[Data listing]
_ _ _ _
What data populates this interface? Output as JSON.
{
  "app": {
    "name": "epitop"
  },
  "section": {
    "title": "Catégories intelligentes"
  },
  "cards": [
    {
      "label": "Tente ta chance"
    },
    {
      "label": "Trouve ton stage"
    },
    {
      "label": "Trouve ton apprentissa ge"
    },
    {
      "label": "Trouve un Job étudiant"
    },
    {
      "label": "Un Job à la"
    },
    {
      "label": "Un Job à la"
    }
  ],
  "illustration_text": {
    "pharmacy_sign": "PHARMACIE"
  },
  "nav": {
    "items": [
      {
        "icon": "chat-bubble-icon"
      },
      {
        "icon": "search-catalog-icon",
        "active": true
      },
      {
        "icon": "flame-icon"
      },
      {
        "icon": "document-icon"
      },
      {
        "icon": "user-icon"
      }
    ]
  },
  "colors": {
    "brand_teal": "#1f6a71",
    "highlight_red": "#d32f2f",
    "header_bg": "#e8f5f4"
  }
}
_ _ _ _
Prompt — Your task is to repeat each line of the material exactly.

Full response —
What data populates this interface? Output as JSON.
{
  "app": {
    "name": "epitop"
  },
  "section": {
    "title": "Catégories intelligentes"
  },
  "cards": [
    {
      "label": "Tente ta chance"
    },
    {
      "label": "Trouve ton stage"
    },
    {
      "label": "Trouve ton apprentissa ge"
    },
    {
      "label": "Trouve un Job étudiant"
    },
    {
      "label": "Un Job à la"
    },
    {
      "label": "Un Job à la"
    }
  ],
  "illustration_text": {
    "pharmacy_sign": "PHARMACIE"
  },
  "nav": {
    "items": [
      {
        "icon": "chat-bubble-icon"
      },
      {
        "icon": "search-catalog-icon",
        "active": true
      },
      {
        "icon": "flame-icon"
      },
      {
        "icon": "document-icon"
      },
      {
        "icon": "user-icon"
      }
    ]
  },
  "colors": {
    "brand_teal": "#1f6a71",
    "highlight_red": "#d32f2f",
    "header_bg": "#e8f5f4"
  }
}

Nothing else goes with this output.